Your task – Copy each line containing the word "grid" from the records that follow, please.

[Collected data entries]
==========

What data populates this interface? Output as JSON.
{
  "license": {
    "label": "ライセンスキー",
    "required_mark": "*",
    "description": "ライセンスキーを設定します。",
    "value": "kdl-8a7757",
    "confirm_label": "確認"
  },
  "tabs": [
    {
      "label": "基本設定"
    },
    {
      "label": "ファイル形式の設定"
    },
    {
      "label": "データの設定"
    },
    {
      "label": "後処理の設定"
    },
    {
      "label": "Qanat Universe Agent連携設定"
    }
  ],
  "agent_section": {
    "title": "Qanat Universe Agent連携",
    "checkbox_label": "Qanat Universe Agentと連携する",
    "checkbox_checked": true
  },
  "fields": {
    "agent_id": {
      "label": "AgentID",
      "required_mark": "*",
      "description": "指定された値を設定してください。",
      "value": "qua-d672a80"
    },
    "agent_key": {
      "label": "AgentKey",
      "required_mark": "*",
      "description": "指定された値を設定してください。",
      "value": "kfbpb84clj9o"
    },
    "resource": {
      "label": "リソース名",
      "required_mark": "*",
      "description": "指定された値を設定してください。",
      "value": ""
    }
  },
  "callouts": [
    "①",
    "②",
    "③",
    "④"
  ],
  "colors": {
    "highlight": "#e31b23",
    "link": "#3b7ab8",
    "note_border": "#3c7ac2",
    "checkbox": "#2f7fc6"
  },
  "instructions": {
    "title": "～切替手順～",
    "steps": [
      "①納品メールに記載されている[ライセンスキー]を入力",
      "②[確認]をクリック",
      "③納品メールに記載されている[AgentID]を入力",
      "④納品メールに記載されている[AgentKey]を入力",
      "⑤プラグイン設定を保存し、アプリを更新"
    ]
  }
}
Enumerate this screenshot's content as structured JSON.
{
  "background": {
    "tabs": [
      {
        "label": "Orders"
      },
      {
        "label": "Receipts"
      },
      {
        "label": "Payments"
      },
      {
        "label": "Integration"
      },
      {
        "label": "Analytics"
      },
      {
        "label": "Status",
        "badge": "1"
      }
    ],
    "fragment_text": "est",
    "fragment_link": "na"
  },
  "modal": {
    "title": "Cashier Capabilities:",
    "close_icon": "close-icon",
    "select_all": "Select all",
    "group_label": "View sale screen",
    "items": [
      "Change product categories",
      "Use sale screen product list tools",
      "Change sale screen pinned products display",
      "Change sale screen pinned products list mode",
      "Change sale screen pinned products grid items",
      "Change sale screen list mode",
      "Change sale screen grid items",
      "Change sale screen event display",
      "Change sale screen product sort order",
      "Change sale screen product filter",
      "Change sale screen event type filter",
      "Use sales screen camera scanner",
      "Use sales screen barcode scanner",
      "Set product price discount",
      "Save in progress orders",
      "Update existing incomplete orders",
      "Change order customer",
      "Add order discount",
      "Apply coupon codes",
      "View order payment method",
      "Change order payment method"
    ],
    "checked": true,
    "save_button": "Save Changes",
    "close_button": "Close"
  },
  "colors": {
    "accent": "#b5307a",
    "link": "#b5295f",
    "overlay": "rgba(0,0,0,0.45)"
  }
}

==========

Final result –
      "Change sale screen pinned products grid items",
      "Change sale screen grid items",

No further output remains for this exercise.